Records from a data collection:
· · · · ·
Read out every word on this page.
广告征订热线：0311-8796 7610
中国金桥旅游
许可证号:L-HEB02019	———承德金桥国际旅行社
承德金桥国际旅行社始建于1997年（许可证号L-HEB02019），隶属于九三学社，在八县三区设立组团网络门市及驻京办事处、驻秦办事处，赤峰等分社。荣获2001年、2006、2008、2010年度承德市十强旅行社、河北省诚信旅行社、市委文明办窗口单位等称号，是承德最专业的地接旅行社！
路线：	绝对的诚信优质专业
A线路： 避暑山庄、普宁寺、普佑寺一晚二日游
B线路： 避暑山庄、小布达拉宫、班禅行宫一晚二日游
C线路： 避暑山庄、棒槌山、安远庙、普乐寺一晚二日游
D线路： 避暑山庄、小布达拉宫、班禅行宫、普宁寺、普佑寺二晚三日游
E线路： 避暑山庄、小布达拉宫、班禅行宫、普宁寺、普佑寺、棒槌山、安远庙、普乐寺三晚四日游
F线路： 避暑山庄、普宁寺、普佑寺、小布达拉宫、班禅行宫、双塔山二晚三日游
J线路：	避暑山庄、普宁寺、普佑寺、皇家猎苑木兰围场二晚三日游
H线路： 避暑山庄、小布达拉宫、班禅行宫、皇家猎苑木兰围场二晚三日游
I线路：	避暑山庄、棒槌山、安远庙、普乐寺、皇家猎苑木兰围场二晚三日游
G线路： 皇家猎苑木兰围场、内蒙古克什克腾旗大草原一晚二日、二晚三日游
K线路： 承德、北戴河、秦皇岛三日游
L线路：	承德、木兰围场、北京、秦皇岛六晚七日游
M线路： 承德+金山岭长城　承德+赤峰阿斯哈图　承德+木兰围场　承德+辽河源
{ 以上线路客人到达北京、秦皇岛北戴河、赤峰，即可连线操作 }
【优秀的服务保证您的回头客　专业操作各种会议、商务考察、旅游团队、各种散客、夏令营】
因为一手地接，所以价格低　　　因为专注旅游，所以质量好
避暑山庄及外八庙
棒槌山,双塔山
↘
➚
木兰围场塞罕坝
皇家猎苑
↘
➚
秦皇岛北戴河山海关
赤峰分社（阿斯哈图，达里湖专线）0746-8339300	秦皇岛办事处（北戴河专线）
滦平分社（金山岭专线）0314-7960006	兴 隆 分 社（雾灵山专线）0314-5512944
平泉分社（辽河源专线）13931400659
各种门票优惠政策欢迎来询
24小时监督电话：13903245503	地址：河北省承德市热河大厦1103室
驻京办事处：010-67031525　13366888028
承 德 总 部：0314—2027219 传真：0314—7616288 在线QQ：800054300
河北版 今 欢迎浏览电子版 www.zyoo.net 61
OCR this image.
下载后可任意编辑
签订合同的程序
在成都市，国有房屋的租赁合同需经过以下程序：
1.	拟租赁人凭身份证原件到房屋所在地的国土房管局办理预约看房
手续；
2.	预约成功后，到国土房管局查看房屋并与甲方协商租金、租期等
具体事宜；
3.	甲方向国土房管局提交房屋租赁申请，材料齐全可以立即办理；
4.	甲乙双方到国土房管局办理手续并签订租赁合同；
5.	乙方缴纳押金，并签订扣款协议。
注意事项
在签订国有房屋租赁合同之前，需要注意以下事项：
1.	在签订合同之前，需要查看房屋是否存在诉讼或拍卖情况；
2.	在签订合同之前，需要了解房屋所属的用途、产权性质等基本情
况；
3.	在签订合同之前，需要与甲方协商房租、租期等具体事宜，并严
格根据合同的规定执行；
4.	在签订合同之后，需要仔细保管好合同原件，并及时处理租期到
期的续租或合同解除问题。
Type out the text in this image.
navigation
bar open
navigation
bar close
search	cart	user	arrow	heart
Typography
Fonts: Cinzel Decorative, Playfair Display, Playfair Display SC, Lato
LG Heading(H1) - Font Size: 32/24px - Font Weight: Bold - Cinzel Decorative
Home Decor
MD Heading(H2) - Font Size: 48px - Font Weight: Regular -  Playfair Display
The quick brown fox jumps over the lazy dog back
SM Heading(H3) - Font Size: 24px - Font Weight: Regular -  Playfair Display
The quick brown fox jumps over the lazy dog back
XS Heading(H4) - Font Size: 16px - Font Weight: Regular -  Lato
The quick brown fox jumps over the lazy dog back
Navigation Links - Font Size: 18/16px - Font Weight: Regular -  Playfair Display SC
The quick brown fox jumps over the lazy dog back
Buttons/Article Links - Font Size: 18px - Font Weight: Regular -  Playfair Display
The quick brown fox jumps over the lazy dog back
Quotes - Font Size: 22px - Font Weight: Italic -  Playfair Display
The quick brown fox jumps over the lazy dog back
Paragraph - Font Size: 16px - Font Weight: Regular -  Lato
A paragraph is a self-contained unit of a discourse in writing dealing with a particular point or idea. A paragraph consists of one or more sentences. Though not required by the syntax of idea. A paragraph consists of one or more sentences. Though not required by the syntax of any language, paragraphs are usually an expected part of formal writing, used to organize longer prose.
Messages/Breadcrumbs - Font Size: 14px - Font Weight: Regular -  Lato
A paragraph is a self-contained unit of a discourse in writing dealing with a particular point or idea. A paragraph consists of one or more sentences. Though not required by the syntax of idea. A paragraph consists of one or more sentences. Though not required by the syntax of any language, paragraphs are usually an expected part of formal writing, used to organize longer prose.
· · · · ·
# DO THIS
Return, word for word, each line from the line that contains "Type out the text in this image." to the end of the listing above; include both end lines and nothing else.

# RESULT BELOW
Type out the text in this image.
navigation
bar open
navigation
bar close
search	cart	user	arrow	heart
Typography
Fonts: Cinzel Decorative, Playfair Display, Playfair Display SC, Lato
LG Heading(H1) - Font Size: 32/24px - Font Weight: Bold - Cinzel Decorative
Home Decor
MD Heading(H2) - Font Size: 48px - Font Weight: Regular -  Playfair Display
The quick brown fox jumps over the lazy dog back
SM Heading(H3) - Font Size: 24px - Font Weight: Regular -  Playfair Display
The quick brown fox jumps over the lazy dog back
XS Heading(H4) - Font Size: 16px - Font Weight: Regular -  Lato
The quick brown fox jumps over the lazy dog back
Navigation Links - Font Size: 18/16px - Font Weight: Regular -  Playfair Display SC
The quick brown fox jumps over the lazy dog back
Buttons/Article Links - Font Size: 18px - Font Weight: Regular -  Playfair Display
The quick brown fox jumps over the lazy dog back
Quotes - Font Size: 22px - Font Weight: Italic -  Playfair Display
The quick brown fox jumps over the lazy dog back
Paragraph - Font Size: 16px - Font Weight: Regular -  Lato
A paragraph is a self-contained unit of a discourse in writing dealing with a particular point or idea. A paragraph consists of one or more sentences. Though not required by the syntax of idea. A paragraph consists of one or more sentences. Though not required by the syntax of any language, paragraphs are usually an expected part of formal writing, used to organize longer prose.
Messages/Breadcrumbs - Font Size: 14px - Font Weight: Regular -  Lato
A paragraph is a self-contained unit of a discourse in writing dealing with a particular point or idea. A paragraph consists of one or more sentences. Though not required by the syntax of idea. A paragraph consists of one or more sentences. Though not required by the syntax of any language, paragraphs are usually an expected part of formal writing, used to organize longer prose.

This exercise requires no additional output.